= REQUIREMENT =
The records that follow must be reproduced in full, exactly as written.
━━━ ENTRIES SHOWN ━━━
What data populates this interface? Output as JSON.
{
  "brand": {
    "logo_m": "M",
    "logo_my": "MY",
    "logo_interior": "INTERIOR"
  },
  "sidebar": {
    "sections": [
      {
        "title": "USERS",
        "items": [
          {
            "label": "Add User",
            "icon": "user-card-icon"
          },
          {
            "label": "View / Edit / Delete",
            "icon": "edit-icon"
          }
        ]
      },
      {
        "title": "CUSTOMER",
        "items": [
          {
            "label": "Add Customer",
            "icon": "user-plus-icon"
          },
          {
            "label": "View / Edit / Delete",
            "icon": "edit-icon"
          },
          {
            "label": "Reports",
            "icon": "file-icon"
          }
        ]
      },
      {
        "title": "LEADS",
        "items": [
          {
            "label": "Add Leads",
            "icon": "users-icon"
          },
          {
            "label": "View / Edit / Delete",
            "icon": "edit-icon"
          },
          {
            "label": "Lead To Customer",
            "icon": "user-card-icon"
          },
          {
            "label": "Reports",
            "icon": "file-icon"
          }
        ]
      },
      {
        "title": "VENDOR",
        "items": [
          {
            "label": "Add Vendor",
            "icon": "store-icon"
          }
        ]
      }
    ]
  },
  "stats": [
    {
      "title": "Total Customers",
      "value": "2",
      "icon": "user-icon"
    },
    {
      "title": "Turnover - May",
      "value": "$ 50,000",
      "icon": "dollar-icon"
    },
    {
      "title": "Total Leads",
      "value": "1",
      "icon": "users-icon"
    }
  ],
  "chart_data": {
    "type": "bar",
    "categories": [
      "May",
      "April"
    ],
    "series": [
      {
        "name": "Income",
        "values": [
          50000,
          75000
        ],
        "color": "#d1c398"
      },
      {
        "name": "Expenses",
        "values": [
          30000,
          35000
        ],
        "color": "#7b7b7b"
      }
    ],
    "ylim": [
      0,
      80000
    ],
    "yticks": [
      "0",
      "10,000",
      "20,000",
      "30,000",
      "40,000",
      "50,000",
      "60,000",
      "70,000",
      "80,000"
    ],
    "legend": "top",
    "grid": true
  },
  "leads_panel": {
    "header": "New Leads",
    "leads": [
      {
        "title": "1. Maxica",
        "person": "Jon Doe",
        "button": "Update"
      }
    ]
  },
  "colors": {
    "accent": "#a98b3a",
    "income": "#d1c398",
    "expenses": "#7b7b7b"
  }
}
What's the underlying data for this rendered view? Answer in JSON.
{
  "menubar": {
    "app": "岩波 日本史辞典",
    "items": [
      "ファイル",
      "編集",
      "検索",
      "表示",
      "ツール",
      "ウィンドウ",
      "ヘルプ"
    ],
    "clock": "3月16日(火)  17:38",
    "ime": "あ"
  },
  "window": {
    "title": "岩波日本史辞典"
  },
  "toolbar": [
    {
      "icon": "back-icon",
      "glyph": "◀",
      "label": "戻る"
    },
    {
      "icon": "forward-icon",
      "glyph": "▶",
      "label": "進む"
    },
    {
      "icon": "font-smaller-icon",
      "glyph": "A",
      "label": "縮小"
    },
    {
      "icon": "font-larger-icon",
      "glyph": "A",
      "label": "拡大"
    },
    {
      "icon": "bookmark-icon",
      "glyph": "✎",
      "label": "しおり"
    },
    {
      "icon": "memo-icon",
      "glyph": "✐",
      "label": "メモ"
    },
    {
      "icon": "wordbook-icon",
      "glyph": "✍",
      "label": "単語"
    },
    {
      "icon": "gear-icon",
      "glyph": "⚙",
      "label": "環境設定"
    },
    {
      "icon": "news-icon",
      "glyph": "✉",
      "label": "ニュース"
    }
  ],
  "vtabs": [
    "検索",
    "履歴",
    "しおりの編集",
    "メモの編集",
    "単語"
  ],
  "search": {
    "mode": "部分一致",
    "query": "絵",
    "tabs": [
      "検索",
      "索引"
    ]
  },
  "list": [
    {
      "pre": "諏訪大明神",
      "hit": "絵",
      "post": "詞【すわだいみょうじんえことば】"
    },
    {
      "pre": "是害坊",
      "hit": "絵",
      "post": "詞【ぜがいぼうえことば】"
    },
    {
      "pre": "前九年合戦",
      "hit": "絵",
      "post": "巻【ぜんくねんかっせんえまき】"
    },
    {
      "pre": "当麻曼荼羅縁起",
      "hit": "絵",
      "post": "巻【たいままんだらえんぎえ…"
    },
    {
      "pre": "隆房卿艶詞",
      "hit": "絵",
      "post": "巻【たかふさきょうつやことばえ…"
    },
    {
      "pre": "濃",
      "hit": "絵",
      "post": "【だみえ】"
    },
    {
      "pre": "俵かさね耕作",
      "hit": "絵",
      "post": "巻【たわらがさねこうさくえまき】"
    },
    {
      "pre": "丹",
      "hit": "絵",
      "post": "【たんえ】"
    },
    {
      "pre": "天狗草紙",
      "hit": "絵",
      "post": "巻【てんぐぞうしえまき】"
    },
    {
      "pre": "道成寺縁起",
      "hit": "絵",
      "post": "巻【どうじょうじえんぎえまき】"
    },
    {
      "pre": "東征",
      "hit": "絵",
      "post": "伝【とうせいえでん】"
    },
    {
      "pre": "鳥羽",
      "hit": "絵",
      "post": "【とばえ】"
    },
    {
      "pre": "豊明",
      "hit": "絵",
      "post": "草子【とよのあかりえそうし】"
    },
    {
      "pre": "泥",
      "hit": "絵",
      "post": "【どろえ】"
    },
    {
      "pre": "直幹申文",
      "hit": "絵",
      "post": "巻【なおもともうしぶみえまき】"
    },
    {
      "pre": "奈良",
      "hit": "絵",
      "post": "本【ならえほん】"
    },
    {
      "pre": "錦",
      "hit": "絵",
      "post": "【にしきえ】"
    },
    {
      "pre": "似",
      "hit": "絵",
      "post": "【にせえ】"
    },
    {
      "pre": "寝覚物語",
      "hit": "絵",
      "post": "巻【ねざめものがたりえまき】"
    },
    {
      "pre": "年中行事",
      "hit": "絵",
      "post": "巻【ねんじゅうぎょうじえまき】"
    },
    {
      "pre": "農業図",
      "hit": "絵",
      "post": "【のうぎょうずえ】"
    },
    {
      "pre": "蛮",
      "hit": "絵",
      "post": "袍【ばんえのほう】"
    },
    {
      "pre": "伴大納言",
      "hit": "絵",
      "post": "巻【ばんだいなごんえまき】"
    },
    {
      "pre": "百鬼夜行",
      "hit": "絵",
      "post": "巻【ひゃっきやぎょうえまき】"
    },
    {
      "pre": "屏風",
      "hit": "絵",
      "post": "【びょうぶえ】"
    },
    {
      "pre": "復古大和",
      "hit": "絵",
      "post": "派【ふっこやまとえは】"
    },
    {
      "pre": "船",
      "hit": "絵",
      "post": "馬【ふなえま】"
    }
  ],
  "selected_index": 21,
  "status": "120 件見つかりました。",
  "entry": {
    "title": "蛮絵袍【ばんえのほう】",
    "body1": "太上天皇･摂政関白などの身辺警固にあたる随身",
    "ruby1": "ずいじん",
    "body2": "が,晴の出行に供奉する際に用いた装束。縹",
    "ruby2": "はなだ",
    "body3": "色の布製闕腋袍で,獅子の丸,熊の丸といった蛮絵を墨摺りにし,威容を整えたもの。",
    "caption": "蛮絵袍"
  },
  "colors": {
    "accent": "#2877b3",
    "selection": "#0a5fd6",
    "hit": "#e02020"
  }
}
━━━
= RESPONSE =
What data populates this interface? Output as JSON.
{
  "brand": {
    "logo_m": "M",
    "logo_my": "MY",
    "logo_interior": "INTERIOR"
  },
  "sidebar": {
    "sections": [
      {
        "title": "USERS",
        "items": [
          {
            "label": "Add User",
            "icon": "user-card-icon"
          },
          {
            "label": "View / Edit / Delete",
            "icon": "edit-icon"
          }
        ]
      },
      {
        "title": "CUSTOMER",
        "items": [
          {
            "label": "Add Customer",
            "icon": "user-plus-icon"
          },
          {
            "label": "View / Edit / Delete",
            "icon": "edit-icon"
          },
          {
            "label": "Reports",
            "icon": "file-icon"
          }
        ]
      },
      {
        "title": "LEADS",
        "items": [
          {
            "label": "Add Leads",
            "icon": "users-icon"
          },
          {
            "label": "View / Edit / Delete",
            "icon": "edit-icon"
          },
          {
            "label": "Lead To Customer",
            "icon": "user-card-icon"
          },
          {
            "label": "Reports",
            "icon": "file-icon"
          }
        ]
      },
      {
        "title": "VENDOR",
        "items": [
          {
            "label": "Add Vendor",
            "icon": "store-icon"
          }
        ]
      }
    ]
  },
  "stats": [
    {
      "title": "Total Customers",
      "value": "2",
      "icon": "user-icon"
    },
    {
      "title": "Turnover - May",
      "value": "$ 50,000",
      "icon": "dollar-icon"
    },
    {
      "title": "Total Leads",
      "value": "1",
      "icon": "users-icon"
    }
  ],
  "chart_data": {
    "type": "bar",
    "categories": [
      "May",
      "April"
    ],
    "series": [
      {
        "name": "Income",
        "values": [
          50000,
          75000
        ],
        "color": "#d1c398"
      },
      {
        "name": "Expenses",
        "values": [
          30000,
          35000
        ],
        "color": "#7b7b7b"
      }
    ],
    "ylim": [
      0,
      80000
    ],
    "yticks": [
      "0",
      "10,000",
      "20,000",
      "30,000",
      "40,000",
      "50,000",
      "60,000",
      "70,000",
      "80,000"
    ],
    "legend": "top",
    "grid": true
  },
  "leads_panel": {
    "header": "New Leads",
    "leads": [
      {
        "title": "1. Maxica",
        "person": "Jon Doe",
        "button": "Update"
      }
    ]
  },
  "colors": {
    "accent": "#a98b3a",
    "income": "#d1c398",
    "expenses": "#7b7b7b"
  }
}
What's the underlying data for this rendered view? Answer in JSON.
{
  "menubar": {
    "app": "岩波 日本史辞典",
    "items": [
      "ファイル",
      "編集",
      "検索",
      "表示",
      "ツール",
      "ウィンドウ",
      "ヘルプ"
    ],
    "clock": "3月16日(火)  17:38",
    "ime": "あ"
  },
  "window": {
    "title": "岩波日本史辞典"
  },
  "toolbar": [
    {
      "icon": "back-icon",
      "glyph": "◀",
      "label": "戻る"
    },
    {
      "icon": "forward-icon",
      "glyph": "▶",
      "label": "進む"
    },
    {
      "icon": "font-smaller-icon",
      "glyph": "A",
      "label": "縮小"
    },
    {
      "icon": "font-larger-icon",
      "glyph": "A",
      "label": "拡大"
    },
    {
      "icon": "bookmark-icon",
      "glyph": "✎",
      "label": "しおり"
    },
    {
      "icon": "memo-icon",
      "glyph": "✐",
      "label": "メモ"
    },
    {
      "icon": "wordbook-icon",
      "glyph": "✍",
      "label": "単語"
    },
    {
      "icon": "gear-icon",
      "glyph": "⚙",
      "label": "環境設定"
    },
    {
      "icon": "news-icon",
      "glyph": "✉",
      "label": "ニュース"
    }
  ],
  "vtabs": [
    "検索",
    "履歴",
    "しおりの編集",
    "メモの編集",
    "単語"
  ],
  "search": {
    "mode": "部分一致",
    "query": "絵",
    "tabs": [
      "検索",
      "索引"
    ]
  },
  "list": [
    {
      "pre": "諏訪大明神",
      "hit": "絵",
      "post": "詞【すわだいみょうじんえことば】"
    },
    {
      "pre": "是害坊",
      "hit": "絵",
      "post": "詞【ぜがいぼうえことば】"
    },
    {
      "pre": "前九年合戦",
      "hit": "絵",
      "post": "巻【ぜんくねんかっせんえまき】"
    },
    {
      "pre": "当麻曼荼羅縁起",
      "hit": "絵",
      "post": "巻【たいままんだらえんぎえ…"
    },
    {
      "pre": "隆房卿艶詞",
      "hit": "絵",
      "post": "巻【たかふさきょうつやことばえ…"
    },
    {
      "pre": "濃",
      "hit": "絵",
      "post": "【だみえ】"
    },
    {
      "pre": "俵かさね耕作",
      "hit": "絵",
      "post": "巻【たわらがさねこうさくえまき】"
    },
    {
      "pre": "丹",
      "hit": "絵",
      "post": "【たんえ】"
    },
    {
      "pre": "天狗草紙",
      "hit": "絵",
      "post": "巻【てんぐぞうしえまき】"
    },
    {
      "pre": "道成寺縁起",
      "hit": "絵",
      "post": "巻【どうじょうじえんぎえまき】"
    },
    {
      "pre": "東征",
      "hit": "絵",
      "post": "伝【とうせいえでん】"
    },
    {
      "pre": "鳥羽",
      "hit": "絵",
      "post": "【とばえ】"
    },
    {
      "pre": "豊明",
      "hit": "絵",
      "post": "草子【とよのあかりえそうし】"
    },
    {
      "pre": "泥",
      "hit": "絵",
      "post": "【どろえ】"
    },
    {
      "pre": "直幹申文",
      "hit": "絵",
      "post": "巻【なおもともうしぶみえまき】"
    },
    {
      "pre": "奈良",
      "hit": "絵",
      "post": "本【ならえほん】"
    },
    {
      "pre": "錦",
      "hit": "絵",
      "post": "【にしきえ】"
    },
    {
      "pre": "似",
      "hit": "絵",
      "post": "【にせえ】"
    },
    {
      "pre": "寝覚物語",
      "hit": "絵",
      "post": "巻【ねざめものがたりえまき】"
    },
    {
      "pre": "年中行事",
      "hit": "絵",
      "post": "巻【ねんじゅうぎょうじえまき】"
    },
    {
      "pre": "農業図",
      "hit": "絵",
      "post": "【のうぎょうずえ】"
    },
    {
      "pre": "蛮",
      "hit": "絵",
      "post": "袍【ばんえのほう】"
    },
    {
      "pre": "伴大納言",
      "hit": "絵",
      "post": "巻【ばんだいなごんえまき】"
    },
    {
      "pre": "百鬼夜行",
      "hit": "絵",
      "post": "巻【ひゃっきやぎょうえまき】"
    },
    {
      "pre": "屏風",
      "hit": "絵",
      "post": "【びょうぶえ】"
    },
    {
      "pre": "復古大和",
      "hit": "絵",
      "post": "派【ふっこやまとえは】"
    },
    {
      "pre": "船",
      "hit": "絵",
      "post": "馬【ふなえま】"
    }
  ],
  "selected_index": 21,
  "status": "120 件見つかりました。",
  "entry": {
    "title": "蛮絵袍【ばんえのほう】",
    "body1": "太上天皇･摂政関白などの身辺警固にあたる随身",
    "ruby1": "ずいじん",
    "body2": "が,晴の出行に供奉する際に用いた装束。縹",
    "ruby2": "はなだ",
    "body3": "色の布製闕腋袍で,獅子の丸,熊の丸といった蛮絵を墨摺りにし,威容を整えたもの。",
    "caption": "蛮絵袍"
  },
  "colors": {
    "accent": "#2877b3",
    "selection": "#0a5fd6",
    "hit": "#e02020"
  }
}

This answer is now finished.